(Recorded data)
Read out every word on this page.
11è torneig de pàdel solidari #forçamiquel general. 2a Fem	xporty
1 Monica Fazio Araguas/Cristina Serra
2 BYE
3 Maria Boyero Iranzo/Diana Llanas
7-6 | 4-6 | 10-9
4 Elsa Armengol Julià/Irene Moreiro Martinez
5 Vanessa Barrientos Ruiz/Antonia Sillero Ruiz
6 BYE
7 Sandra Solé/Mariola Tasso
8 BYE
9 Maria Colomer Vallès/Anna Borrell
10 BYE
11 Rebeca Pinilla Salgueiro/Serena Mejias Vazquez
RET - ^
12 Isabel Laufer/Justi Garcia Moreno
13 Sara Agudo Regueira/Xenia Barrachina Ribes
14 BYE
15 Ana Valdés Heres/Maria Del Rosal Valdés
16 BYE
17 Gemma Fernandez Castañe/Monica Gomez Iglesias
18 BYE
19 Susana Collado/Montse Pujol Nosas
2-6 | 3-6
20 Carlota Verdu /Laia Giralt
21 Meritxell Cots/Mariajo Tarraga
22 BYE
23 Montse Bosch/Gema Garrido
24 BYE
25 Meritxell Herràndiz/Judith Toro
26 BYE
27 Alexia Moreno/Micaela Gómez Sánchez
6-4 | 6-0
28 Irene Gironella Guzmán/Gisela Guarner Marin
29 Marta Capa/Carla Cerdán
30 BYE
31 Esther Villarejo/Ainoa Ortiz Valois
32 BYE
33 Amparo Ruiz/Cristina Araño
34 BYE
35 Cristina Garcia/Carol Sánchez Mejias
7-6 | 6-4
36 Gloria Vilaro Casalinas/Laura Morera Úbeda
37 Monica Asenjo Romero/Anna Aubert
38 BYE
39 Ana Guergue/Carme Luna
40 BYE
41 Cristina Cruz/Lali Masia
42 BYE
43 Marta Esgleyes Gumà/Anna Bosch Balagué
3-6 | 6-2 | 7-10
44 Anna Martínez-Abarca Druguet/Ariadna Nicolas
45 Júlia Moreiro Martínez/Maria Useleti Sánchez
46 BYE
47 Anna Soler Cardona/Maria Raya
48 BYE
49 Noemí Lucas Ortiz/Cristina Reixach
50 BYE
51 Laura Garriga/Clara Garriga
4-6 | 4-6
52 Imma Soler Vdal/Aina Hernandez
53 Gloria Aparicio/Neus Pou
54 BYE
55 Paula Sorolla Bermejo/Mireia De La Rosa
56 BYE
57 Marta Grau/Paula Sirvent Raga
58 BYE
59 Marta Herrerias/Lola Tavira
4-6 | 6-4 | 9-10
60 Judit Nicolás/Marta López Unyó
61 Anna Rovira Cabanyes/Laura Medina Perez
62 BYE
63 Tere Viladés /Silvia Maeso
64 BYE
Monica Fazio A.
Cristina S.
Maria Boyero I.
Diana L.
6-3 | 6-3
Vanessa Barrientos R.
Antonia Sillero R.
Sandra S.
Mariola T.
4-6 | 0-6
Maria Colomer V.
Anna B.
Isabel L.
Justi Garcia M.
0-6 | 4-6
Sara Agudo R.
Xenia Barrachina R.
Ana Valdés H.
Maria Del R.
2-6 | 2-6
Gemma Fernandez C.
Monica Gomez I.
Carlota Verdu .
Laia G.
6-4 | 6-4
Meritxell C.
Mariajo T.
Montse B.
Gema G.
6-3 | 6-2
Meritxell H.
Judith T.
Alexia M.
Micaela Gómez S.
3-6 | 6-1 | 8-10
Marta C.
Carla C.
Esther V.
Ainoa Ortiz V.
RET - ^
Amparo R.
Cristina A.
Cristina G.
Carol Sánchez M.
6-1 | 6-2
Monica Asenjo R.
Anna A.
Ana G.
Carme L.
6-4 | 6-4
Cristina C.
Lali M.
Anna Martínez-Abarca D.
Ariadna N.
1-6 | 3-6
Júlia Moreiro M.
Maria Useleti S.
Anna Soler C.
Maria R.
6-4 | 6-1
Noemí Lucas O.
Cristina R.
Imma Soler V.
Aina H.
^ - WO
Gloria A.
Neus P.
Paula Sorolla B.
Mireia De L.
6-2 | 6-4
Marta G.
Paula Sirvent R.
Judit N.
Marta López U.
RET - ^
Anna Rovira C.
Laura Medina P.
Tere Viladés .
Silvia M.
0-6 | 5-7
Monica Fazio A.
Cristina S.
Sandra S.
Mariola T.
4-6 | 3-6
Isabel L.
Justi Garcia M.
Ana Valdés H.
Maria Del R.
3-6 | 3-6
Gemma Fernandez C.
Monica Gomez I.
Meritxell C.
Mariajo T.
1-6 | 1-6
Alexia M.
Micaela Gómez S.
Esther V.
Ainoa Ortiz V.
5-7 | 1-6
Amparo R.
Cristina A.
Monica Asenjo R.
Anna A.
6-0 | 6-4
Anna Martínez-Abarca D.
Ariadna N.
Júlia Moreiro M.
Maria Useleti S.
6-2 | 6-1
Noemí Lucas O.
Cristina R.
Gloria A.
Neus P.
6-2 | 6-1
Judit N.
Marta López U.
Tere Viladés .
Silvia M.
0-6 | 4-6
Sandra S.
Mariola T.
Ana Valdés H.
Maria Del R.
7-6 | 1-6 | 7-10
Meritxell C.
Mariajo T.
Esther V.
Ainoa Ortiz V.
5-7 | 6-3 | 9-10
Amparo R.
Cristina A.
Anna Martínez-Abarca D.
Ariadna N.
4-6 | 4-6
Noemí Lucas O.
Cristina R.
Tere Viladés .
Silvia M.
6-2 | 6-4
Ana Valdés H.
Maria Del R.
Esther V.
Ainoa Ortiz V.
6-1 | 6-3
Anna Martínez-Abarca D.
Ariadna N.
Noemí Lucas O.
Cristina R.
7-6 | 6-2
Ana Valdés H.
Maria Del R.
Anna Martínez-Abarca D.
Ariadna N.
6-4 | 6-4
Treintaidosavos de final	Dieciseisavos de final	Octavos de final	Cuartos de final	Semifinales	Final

PROBLEM DETAILS -> Pick out every line above that contains the word "Irene" and copy it.

OUTPUT BELOW ->
4 Elsa Armengol Julià/Irene Moreiro Martinez
28 Irene Gironella Guzmán/Gisela Guarner Marin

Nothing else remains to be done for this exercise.